WHAT IS EXPECTED
Retype the whole listing below, character for character.

Items from a data source

+--

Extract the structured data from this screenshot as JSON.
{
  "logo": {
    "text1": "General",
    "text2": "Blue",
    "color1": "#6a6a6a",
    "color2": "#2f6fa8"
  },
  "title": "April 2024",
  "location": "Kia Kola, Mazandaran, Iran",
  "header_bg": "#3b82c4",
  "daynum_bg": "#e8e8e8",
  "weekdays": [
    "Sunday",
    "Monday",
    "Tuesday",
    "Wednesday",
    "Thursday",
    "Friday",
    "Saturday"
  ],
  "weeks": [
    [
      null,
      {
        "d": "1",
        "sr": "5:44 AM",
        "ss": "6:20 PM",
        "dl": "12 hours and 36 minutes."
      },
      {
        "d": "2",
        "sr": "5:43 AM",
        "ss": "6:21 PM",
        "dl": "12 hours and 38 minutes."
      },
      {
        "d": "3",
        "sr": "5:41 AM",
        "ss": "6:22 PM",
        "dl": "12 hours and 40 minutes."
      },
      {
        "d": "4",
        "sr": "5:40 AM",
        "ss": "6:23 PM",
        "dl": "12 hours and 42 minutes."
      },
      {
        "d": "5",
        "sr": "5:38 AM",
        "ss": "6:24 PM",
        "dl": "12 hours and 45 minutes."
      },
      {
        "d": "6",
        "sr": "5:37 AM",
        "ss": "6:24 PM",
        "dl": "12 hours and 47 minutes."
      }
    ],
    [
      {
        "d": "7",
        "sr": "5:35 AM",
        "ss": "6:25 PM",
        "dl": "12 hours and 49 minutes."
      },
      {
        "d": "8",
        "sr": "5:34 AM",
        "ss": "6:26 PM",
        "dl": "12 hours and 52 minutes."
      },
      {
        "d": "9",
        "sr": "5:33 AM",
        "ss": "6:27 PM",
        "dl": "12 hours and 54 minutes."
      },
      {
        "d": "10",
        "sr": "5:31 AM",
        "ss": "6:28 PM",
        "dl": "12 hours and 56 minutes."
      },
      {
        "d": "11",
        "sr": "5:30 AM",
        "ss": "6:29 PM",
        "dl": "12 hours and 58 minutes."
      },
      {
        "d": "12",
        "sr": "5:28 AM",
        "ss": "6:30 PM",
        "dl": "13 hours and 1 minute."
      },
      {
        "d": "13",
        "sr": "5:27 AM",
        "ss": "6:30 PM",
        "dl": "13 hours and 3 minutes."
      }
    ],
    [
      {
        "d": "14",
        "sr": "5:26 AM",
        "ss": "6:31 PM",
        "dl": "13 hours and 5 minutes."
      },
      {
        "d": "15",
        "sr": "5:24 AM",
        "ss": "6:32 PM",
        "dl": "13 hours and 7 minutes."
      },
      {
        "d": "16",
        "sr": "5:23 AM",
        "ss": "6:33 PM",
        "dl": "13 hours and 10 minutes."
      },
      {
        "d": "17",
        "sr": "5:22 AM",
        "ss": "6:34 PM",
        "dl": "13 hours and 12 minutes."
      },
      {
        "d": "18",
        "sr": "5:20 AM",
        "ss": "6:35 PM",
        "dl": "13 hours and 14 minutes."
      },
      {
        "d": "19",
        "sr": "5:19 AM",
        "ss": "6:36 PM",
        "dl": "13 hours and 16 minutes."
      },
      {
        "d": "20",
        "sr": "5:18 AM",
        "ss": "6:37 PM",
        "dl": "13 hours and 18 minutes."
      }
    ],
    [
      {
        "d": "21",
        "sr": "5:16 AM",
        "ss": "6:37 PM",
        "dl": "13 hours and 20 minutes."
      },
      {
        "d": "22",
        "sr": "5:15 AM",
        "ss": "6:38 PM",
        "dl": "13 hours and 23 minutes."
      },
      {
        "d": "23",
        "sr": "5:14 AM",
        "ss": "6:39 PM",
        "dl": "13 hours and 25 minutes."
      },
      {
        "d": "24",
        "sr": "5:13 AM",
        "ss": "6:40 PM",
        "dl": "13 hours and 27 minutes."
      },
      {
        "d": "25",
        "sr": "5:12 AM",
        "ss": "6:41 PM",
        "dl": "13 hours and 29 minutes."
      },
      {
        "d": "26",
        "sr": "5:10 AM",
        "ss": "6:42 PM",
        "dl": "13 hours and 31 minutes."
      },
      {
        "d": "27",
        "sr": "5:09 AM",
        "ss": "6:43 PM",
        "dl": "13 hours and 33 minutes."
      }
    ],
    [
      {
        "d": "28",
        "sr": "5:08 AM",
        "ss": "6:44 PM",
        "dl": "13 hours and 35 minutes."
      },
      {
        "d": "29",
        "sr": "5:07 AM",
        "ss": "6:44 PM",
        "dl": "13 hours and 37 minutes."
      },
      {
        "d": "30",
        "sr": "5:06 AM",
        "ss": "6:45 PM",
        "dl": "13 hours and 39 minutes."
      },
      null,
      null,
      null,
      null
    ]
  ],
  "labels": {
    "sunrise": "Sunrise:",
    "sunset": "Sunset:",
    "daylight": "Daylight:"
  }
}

+--

PROBLEM SOLUTION
Extract the structured data from this screenshot as JSON.
{
  "logo": {
    "text1": "General",
    "text2": "Blue",
    "color1": "#6a6a6a",
    "color2": "#2f6fa8"
  },
  "title": "April 2024",
  "location": "Kia Kola, Mazandaran, Iran",
  "header_bg": "#3b82c4",
  "daynum_bg": "#e8e8e8",
  "weekdays": [
    "Sunday",
    "Monday",
    "Tuesday",
    "Wednesday",
    "Thursday",
    "Friday",
    "Saturday"
  ],
  "weeks": [
    [
      null,
      {
        "d": "1",
        "sr": "5:44 AM",
        "ss": "6:20 PM",
        "dl": "12 hours and 36 minutes."
      },
      {
        "d": "2",
        "sr": "5:43 AM",
        "ss": "6:21 PM",
        "dl": "12 hours and 38 minutes."
      },
      {
        "d": "3",
        "sr": "5:41 AM",
        "ss": "6:22 PM",
        "dl": "12 hours and 40 minutes."
      },
      {
        "d": "4",
        "sr": "5:40 AM",
        "ss": "6:23 PM",
        "dl": "12 hours and 42 minutes."
      },
      {
        "d": "5",
        "sr": "5:38 AM",
        "ss": "6:24 PM",
        "dl": "12 hours and 45 minutes."
      },
      {
        "d": "6",
        "sr": "5:37 AM",
        "ss": "6:24 PM",
        "dl": "12 hours and 47 minutes."
      }
    ],
    [
      {
        "d": "7",
        "sr": "5:35 AM",
        "ss": "6:25 PM",
        "dl": "12 hours and 49 minutes."
      },
      {
        "d": "8",
        "sr": "5:34 AM",
        "ss": "6:26 PM",
        "dl": "12 hours and 52 minutes."
      },
      {
        "d": "9",
        "sr": "5:33 AM",
        "ss": "6:27 PM",
        "dl": "12 hours and 54 minutes."
      },
      {
        "d": "10",
        "sr": "5:31 AM",
        "ss": "6:28 PM",
        "dl": "12 hours and 56 minutes."
      },
      {
        "d": "11",
        "sr": "5:30 AM",
        "ss": "6:29 PM",
        "dl": "12 hours and 58 minutes."
      },
      {
        "d": "12",
        "sr": "5:28 AM",
        "ss": "6:30 PM",
        "dl": "13 hours and 1 minute."
      },
      {
        "d": "13",
        "sr": "5:27 AM",
        "ss": "6:30 PM",
        "dl": "13 hours and 3 minutes."
      }
    ],
    [
      {
        "d": "14",
        "sr": "5:26 AM",
        "ss": "6:31 PM",
        "dl": "13 hours and 5 minutes."
      },
      {
        "d": "15",
        "sr": "5:24 AM",
        "ss": "6:32 PM",
        "dl": "13 hours and 7 minutes."
      },
      {
        "d": "16",
        "sr": "5:23 AM",
        "ss": "6:33 PM",
        "dl": "13 hours and 10 minutes."
      },
      {
        "d": "17",
        "sr": "5:22 AM",
        "ss": "6:34 PM",
        "dl": "13 hours and 12 minutes."
      },
      {
        "d": "18",
        "sr": "5:20 AM",
        "ss": "6:35 PM",
        "dl": "13 hours and 14 minutes."
      },
      {
        "d": "19",
        "sr": "5:19 AM",
        "ss": "6:36 PM",
        "dl": "13 hours and 16 minutes."
      },
      {
        "d": "20",
        "sr": "5:18 AM",
        "ss": "6:37 PM",
        "dl": "13 hours and 18 minutes."
      }
    ],
    [
      {
        "d": "21",
        "sr": "5:16 AM",
        "ss": "6:37 PM",
        "dl": "13 hours and 20 minutes."
      },
      {
        "d": "22",
        "sr": "5:15 AM",
        "ss": "6:38 PM",
        "dl": "13 hours and 23 minutes."
      },
      {
        "d": "23",
        "sr": "5:14 AM",
        "ss": "6:39 PM",
        "dl": "13 hours and 25 minutes."
      },
      {
        "d": "24",
        "sr": "5:13 AM",
        "ss": "6:40 PM",
        "dl": "13 hours and 27 minutes."
      },
      {
        "d": "25",
        "sr": "5:12 AM",
        "ss": "6:41 PM",
        "dl": "13 hours and 29 minutes."
      },
      {
        "d": "26",
        "sr": "5:10 AM",
        "ss": "6:42 PM",
        "dl": "13 hours and 31 minutes."
      },
      {
        "d": "27",
        "sr": "5:09 AM",
        "ss": "6:43 PM",
        "dl": "13 hours and 33 minutes."
      }
    ],
    [
      {
        "d": "28",
        "sr": "5:08 AM",
        "ss": "6:44 PM",
        "dl": "13 hours and 35 minutes."
      },
      {
        "d": "29",
        "sr": "5:07 AM",
        "ss": "6:44 PM",
        "dl": "13 hours and 37 minutes."
      },
      {
        "d": "30",
        "sr": "5:06 AM",
        "ss": "6:45 PM",
        "dl": "13 hours and 39 minutes."
      },
      null,
      null,
      null,
      null
    ]
  ],
  "labels": {
    "sunrise": "Sunrise:",
    "sunset": "Sunset:",
    "daylight": "Daylight:"
  }
}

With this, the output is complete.